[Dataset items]
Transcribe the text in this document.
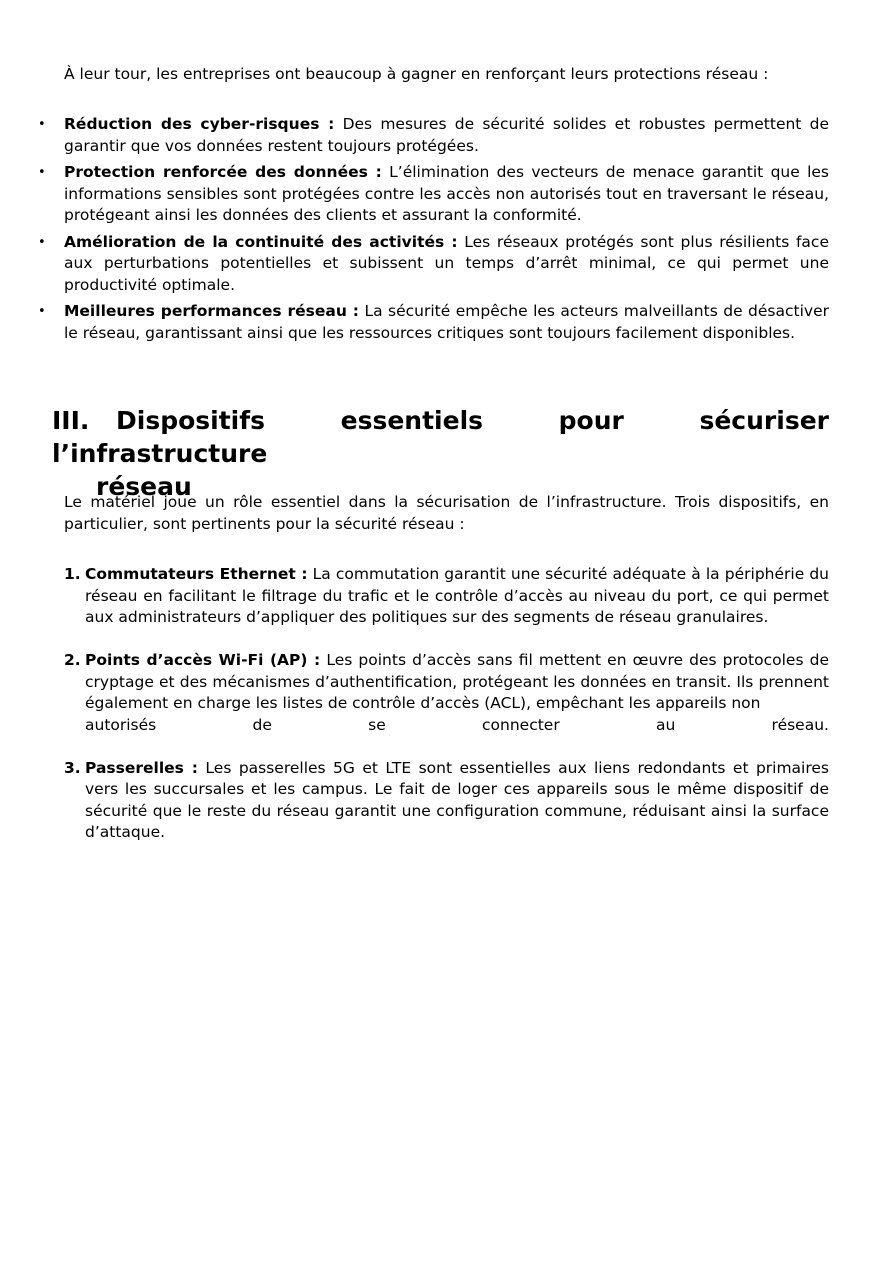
À leur tour, les entreprises ont beaucoup à gagner en renforçant leurs protections réseau :

• Réduction des cyber-risques : Des mesures de sécurité solides et robustes permettent de garantir que vos données restent toujours protégées.
• Protection renforcée des données : L’élimination des vecteurs de menace garantit que les informations sensibles sont protégées contre les accès non autorisés tout en traversant le réseau, protégeant ainsi les données des clients et assurant la conformité.
• Amélioration de la continuité des activités : Les réseaux protégés sont plus résilients face aux perturbations potentielles et subissent un temps d’arrêt minimal, ce qui permet une productivité optimale.
• Meilleures performances réseau : La sécurité empêche les acteurs malveillants de désactiver le réseau, garantissant ainsi que les ressources critiques sont toujours facilement disponibles.
III. Dispositifs essentiels pour sécuriser l’infrastructure
réseau

Le matériel joue un rôle essentiel dans la sécurisation de l’infrastructure. Trois dispositifs, en particulier, sont pertinents pour la sécurité réseau :

1. Commutateurs Ethernet : La commutation garantit une sécurité adéquate à la périphérie du réseau en facilitant le filtrage du trafic et le contrôle d’accès au niveau du port, ce qui permet aux administrateurs d’appliquer des politiques sur des segments de réseau granulaires.
2. Points d’accès Wi-Fi (AP) : Les points d’accès sans fil mettent en œuvre des protocoles de cryptage et des mécanismes d’authentification, protégeant les données en transit. Ils prennent également en charge les listes de contrôle d’accès (ACL), empêchant les appareils non
autorisés	de	se	connecter	au	réseau.
3. Passerelles : Les passerelles 5G et LTE sont essentielles aux liens redondants et primaires vers les succursales et les campus. Le fait de loger ces appareils sous le même dispositif de sécurité que le reste du réseau garantit une configuration commune, réduisant ainsi la surface d’attaque.
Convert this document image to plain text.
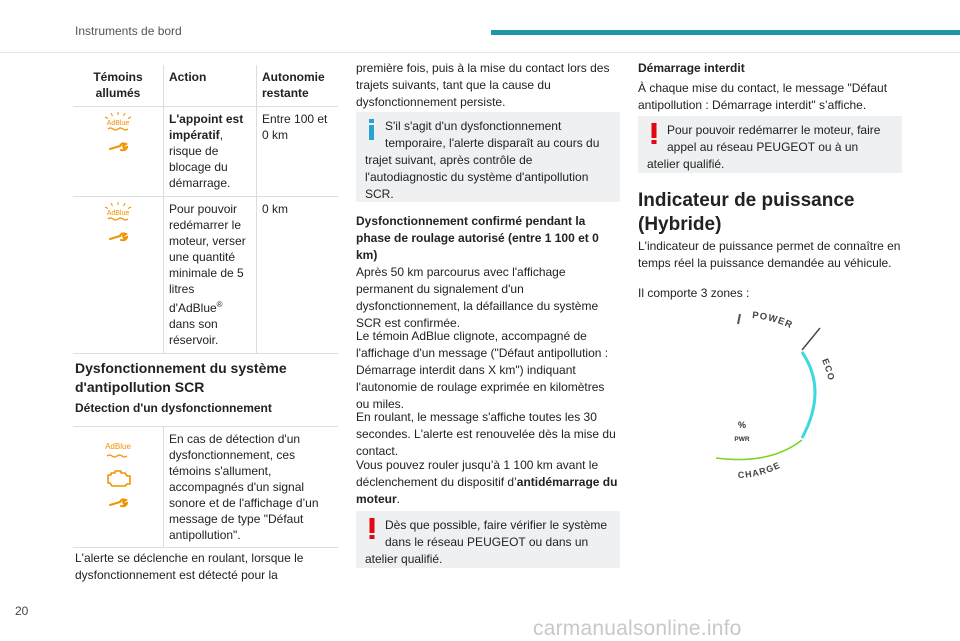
Instruments de bord
Témoins allumés	Action	Autonomie restante

AdBlue	L'appoint est impératif, risque de blocage du démarrage.	Entre 100 et 0 km

AdBlue	Pour pouvoir redémarrer le moteur, verser une quantité minimale de 5 litres d'AdBlue® dans son réservoir.	0 km
Dysfonctionnement du système d'antipollution SCR
Détection d'un dysfonctionnement
AdBlue
	En cas de détection d'un dysfonctionnement, ces témoins s'allument, accompagnés d'un signal sonore et de l'affichage d’un message de type "Défaut antipollution".
L'alerte se déclenche en roulant, lorsque le dysfonctionnement est détecté pour la
première fois, puis à la mise du contact lors des trajets suivants, tant que la cause du dysfonctionnement persiste.
S'il s'agit d'un dysfonctionnement temporaire, l'alerte disparaît au cours du trajet suivant, après contrôle de l'autodiagnostic du système d'antipollution SCR.
Dysfonctionnement confirmé pendant la phase de roulage autorisé (entre 1 100 et 0 km)
Après 50 km parcourus avec l'affichage permanent du signalement d'un dysfonctionnement, la défaillance du système SCR est confirmée.
Le témoin AdBlue clignote, accompagné de l'affichage d'un message ("Défaut antipollution : Démarrage interdit dans X km") indiquant l'autonomie de roulage exprimée en kilomètres ou miles.
En roulant, le message s'affiche toutes les 30 secondes. L'alerte est renouvelée dès la mise du contact.
Vous pouvez rouler jusqu’à 1 100 km avant le déclenchement du dispositif d’antidémarrage du moteur.
Dès que possible, faire vérifier le système dans le réseau PEUGEOT ou dans un atelier qualifié.
Démarrage interdit
À chaque mise du contact, le message "Défaut antipollution : Démarrage interdit" s’affiche.
Pour pouvoir redémarrer le moteur, faire appel au réseau PEUGEOT ou à un atelier qualifié.
Indicateur de puissance (Hybride)
L'indicateur de puissance permet de connaître en temps réel la puissance demandée au véhicule.
Il comporte 3 zones :
POWER
ECO
CHARGE
%
PWR
20
carmanualsonline.info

Goal
From the entries, copy out each line containing the word "faire".

Result of the exercise
Dès que possible, faire vérifier le système dans le réseau PEUGEOT ou dans un atelier qualifié.
Pour pouvoir redémarrer le moteur, faire appel au réseau PEUGEOT ou à un atelier qualifié.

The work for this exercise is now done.